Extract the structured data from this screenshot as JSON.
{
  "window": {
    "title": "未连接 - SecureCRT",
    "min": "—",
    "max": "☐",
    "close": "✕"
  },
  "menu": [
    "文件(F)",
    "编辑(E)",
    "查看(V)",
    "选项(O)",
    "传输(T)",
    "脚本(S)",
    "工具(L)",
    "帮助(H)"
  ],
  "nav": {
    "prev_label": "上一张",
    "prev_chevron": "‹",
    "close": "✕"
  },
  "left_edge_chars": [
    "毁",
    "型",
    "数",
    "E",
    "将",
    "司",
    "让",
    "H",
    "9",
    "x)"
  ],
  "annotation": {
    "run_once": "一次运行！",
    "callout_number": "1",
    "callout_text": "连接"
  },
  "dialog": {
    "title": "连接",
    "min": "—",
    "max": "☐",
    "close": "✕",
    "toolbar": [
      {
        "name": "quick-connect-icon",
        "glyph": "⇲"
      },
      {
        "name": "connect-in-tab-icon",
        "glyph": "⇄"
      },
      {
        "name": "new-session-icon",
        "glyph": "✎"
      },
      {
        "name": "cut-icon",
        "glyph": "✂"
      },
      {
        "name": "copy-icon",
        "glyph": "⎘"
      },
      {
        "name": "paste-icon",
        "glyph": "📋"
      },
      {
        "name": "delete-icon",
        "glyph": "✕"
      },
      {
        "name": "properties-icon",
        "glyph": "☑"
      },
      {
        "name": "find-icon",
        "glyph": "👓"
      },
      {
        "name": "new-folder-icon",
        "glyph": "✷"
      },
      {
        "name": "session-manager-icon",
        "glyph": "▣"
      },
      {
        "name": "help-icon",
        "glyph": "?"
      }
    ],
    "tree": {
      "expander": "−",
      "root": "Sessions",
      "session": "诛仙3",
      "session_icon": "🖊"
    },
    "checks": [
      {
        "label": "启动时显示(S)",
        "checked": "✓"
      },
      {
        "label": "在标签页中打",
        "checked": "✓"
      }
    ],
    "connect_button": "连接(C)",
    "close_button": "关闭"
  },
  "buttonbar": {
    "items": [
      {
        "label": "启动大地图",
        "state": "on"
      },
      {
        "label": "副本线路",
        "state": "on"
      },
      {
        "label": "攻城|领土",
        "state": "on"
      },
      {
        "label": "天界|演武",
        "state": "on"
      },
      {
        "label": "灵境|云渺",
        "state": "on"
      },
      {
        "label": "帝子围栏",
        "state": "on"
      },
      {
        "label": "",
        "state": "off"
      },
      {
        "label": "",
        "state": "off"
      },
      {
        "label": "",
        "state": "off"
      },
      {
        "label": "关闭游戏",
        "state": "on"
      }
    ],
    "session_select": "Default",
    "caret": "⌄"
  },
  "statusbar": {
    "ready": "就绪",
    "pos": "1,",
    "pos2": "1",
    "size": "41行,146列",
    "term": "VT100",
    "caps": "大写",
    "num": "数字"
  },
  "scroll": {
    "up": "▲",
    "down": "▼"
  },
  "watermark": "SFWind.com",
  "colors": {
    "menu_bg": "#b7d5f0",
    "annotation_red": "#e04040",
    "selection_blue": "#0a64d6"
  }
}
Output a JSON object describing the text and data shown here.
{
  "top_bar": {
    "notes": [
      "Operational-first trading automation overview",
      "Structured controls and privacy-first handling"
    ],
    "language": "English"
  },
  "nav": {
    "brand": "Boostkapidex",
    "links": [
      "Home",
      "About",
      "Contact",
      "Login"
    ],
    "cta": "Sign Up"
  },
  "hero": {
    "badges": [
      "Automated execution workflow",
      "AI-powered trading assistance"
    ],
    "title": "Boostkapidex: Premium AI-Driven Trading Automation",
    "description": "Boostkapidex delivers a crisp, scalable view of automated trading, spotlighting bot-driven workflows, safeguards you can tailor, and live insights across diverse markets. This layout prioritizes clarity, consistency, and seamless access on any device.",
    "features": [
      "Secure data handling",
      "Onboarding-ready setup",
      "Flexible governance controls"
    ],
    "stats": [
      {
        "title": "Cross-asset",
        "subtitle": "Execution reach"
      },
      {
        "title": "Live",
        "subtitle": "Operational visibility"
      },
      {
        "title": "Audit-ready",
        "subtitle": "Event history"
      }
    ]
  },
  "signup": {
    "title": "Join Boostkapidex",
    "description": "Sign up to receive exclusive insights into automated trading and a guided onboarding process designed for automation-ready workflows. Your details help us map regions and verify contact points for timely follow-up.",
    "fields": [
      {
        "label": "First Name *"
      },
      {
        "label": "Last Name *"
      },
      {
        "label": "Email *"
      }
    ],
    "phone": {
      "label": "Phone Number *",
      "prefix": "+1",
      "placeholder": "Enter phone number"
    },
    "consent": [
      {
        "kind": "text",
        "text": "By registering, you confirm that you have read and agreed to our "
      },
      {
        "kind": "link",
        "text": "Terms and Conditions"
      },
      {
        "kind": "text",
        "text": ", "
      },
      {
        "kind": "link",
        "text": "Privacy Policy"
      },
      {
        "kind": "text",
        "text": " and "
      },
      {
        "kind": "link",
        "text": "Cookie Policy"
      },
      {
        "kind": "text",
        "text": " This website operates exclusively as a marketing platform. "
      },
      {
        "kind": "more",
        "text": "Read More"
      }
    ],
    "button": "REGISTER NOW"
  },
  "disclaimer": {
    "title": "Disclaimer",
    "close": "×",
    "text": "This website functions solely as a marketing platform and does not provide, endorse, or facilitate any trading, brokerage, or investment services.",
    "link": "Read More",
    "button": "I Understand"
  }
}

☆ ☆ ☆

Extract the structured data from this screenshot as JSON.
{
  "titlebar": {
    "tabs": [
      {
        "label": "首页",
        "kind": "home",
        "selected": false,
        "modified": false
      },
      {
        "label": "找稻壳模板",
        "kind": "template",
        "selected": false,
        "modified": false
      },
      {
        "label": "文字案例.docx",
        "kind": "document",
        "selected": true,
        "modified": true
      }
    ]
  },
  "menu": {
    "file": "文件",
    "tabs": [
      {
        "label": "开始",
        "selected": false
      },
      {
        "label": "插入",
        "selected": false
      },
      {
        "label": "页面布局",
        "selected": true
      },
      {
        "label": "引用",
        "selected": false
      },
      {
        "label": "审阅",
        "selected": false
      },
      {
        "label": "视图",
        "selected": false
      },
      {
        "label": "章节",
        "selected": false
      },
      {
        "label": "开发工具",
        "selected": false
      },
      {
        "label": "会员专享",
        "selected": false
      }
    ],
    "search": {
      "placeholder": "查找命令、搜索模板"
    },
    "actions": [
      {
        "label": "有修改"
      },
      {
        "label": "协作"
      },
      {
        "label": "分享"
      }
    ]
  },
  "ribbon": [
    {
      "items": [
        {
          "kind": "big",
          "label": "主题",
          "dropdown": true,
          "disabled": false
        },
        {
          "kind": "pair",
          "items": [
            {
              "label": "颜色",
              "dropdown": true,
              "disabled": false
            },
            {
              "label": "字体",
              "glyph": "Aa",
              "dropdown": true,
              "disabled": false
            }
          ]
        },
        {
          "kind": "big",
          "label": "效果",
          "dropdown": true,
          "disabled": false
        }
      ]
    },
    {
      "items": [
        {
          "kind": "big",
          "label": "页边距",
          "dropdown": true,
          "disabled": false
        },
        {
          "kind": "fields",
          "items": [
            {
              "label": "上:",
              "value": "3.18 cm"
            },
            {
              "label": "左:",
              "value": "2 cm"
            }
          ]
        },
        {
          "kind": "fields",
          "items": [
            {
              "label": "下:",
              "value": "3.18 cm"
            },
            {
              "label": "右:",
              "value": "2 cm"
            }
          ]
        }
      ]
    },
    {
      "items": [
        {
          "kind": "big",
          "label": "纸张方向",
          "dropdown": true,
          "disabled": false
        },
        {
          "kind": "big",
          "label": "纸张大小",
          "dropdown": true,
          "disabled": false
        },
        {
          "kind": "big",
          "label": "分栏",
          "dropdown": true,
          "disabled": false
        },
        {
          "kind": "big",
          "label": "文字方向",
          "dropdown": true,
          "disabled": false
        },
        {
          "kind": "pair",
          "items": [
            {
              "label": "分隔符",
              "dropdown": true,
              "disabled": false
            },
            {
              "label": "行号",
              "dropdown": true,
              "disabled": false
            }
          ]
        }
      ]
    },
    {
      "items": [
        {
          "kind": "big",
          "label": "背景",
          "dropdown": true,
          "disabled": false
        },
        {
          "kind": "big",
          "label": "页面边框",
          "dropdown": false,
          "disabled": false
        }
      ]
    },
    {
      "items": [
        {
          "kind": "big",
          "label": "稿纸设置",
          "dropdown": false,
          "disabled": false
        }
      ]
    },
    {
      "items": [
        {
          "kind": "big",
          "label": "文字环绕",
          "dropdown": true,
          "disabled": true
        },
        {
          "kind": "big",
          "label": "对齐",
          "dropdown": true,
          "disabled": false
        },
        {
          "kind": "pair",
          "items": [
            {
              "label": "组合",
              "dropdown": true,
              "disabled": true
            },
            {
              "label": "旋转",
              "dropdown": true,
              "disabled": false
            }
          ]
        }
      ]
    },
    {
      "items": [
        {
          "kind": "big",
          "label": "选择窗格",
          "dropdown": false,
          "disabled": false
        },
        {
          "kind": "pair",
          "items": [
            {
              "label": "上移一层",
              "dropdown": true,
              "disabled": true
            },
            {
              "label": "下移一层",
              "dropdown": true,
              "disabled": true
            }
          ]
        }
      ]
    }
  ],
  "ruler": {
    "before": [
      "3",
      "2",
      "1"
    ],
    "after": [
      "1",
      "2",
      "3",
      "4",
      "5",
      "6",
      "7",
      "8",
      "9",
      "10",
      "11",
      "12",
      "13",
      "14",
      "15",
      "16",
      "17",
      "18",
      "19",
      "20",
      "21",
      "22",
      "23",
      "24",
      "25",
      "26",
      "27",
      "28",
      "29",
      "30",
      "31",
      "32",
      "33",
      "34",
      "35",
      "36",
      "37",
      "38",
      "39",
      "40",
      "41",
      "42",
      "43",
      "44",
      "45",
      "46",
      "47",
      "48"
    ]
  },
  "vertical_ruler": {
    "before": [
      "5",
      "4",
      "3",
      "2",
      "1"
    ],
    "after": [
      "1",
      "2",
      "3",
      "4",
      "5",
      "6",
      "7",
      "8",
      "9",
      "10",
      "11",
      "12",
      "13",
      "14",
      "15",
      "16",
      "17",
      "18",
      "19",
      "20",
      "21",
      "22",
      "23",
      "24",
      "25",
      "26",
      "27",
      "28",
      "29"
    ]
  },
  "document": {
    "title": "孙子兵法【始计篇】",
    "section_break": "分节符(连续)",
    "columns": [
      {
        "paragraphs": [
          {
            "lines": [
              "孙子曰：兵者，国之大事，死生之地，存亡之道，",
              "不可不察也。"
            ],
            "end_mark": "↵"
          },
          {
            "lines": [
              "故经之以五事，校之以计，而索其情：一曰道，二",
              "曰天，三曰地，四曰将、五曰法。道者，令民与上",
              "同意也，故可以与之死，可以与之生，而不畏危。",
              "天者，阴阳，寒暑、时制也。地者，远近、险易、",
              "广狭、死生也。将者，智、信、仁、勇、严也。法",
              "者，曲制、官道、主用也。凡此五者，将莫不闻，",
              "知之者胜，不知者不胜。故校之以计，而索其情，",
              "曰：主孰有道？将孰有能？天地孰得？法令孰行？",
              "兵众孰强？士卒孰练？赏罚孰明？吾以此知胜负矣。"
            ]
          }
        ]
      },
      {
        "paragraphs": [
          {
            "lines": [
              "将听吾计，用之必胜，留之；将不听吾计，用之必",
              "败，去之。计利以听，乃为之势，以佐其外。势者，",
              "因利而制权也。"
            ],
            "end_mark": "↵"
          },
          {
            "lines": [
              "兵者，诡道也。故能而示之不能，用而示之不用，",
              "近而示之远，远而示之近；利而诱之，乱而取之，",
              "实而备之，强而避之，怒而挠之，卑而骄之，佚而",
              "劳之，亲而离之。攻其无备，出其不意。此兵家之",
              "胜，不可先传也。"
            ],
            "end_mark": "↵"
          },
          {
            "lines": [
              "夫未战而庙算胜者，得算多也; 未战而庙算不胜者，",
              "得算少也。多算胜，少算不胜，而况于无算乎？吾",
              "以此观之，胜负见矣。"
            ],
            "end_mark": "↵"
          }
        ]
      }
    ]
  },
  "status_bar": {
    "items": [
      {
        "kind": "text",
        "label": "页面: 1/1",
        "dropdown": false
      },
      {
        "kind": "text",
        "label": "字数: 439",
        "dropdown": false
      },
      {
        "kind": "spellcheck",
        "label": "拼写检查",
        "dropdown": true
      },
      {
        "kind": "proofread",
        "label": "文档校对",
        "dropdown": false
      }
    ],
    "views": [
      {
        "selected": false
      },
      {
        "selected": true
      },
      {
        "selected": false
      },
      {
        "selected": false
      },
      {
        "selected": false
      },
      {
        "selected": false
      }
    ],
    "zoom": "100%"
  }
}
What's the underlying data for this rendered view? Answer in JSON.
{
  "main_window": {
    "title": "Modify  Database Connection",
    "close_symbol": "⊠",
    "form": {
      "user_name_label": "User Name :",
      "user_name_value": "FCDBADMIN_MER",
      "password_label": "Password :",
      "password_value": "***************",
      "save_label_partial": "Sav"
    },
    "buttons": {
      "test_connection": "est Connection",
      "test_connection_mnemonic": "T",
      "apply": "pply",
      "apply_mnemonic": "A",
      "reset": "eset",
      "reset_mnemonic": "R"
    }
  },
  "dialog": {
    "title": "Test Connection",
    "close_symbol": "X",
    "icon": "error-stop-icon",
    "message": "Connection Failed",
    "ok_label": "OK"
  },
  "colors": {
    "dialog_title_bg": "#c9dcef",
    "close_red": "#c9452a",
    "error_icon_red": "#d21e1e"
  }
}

☆ ☆ ☆

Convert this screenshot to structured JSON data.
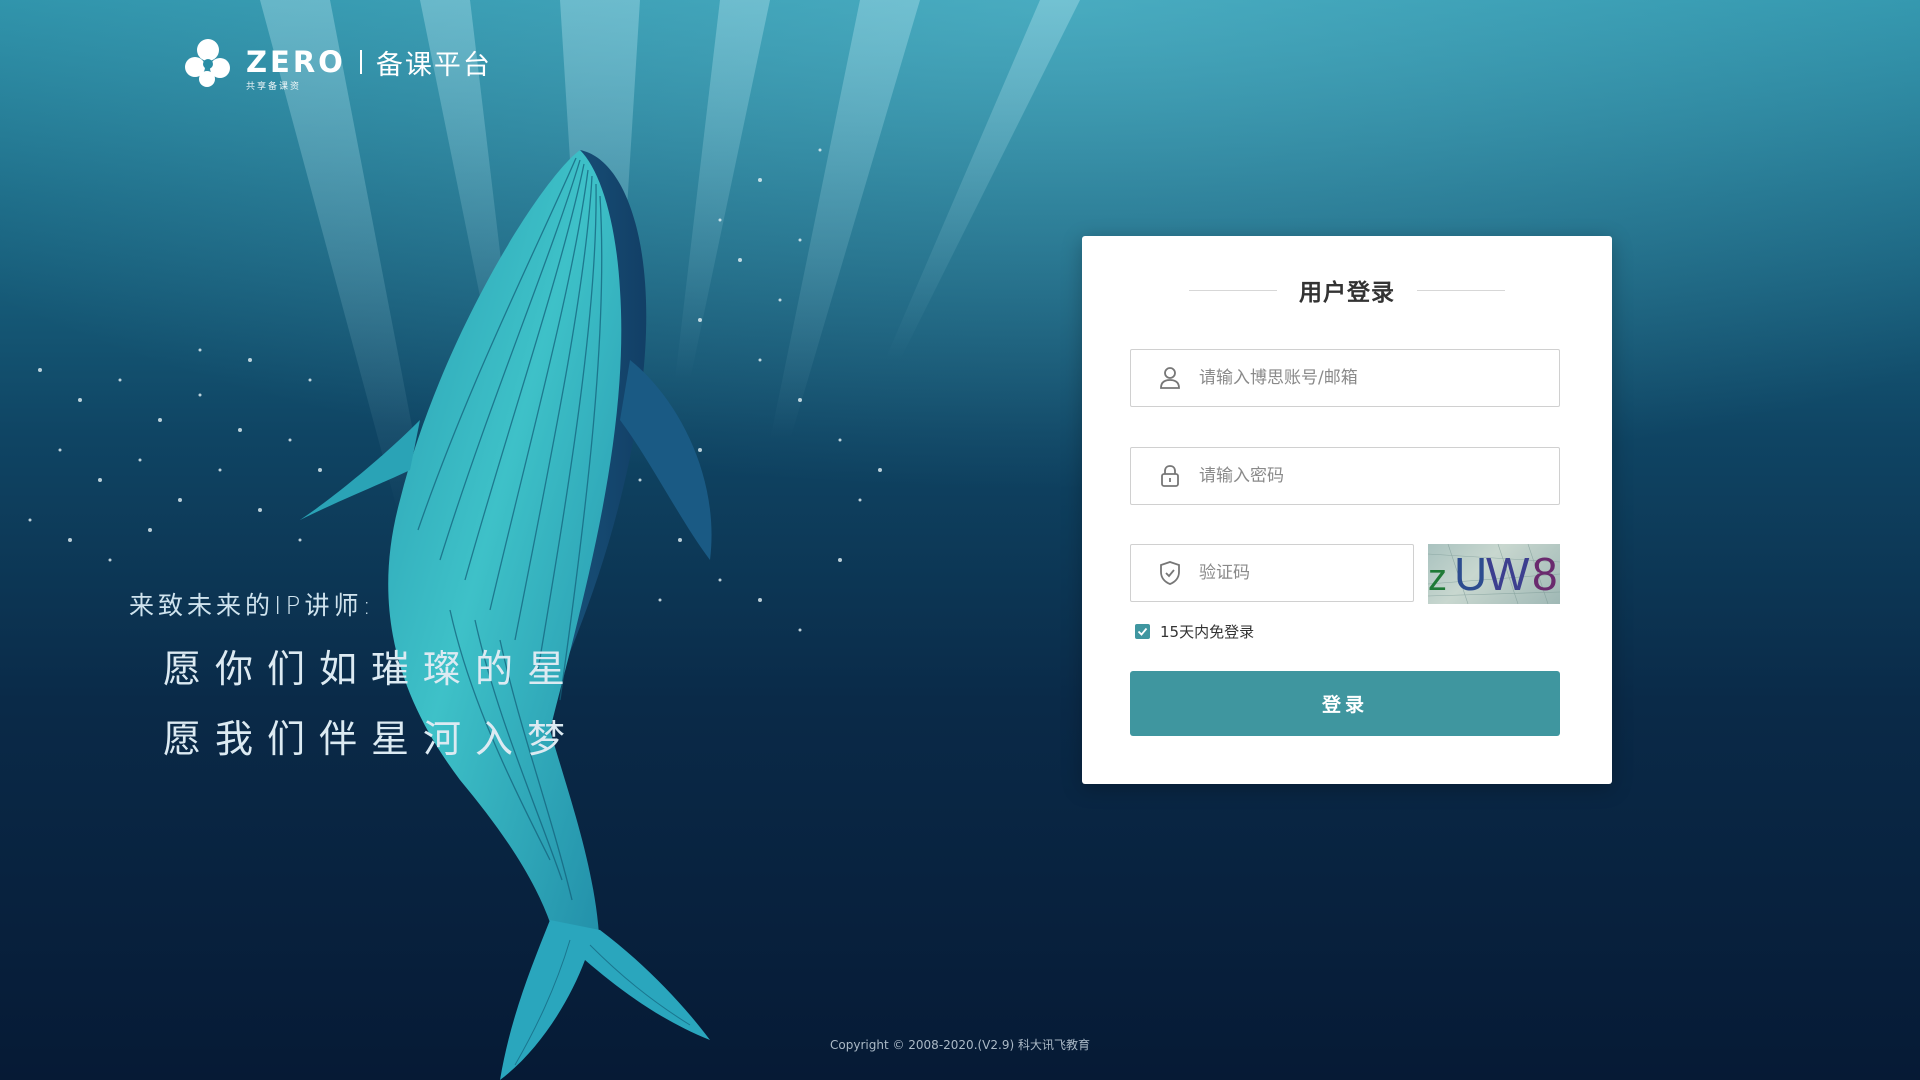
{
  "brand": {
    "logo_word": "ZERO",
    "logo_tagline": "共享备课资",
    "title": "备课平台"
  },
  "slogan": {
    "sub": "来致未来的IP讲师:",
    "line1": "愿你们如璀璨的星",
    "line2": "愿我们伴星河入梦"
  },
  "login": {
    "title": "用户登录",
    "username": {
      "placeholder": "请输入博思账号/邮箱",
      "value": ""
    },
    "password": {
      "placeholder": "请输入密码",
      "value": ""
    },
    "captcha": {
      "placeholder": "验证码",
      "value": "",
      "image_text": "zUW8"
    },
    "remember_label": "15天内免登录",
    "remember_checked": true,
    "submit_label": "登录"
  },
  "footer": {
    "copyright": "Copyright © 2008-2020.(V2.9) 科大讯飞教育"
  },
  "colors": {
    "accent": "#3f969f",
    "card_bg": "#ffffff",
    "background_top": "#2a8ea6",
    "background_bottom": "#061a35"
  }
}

☆ ☆ ☆

**What the exercise asks**: Show the lines from the data above that contain the string "handling".

**The response**:
      "Structured controls and privacy-first handling"
      "Secure data handling",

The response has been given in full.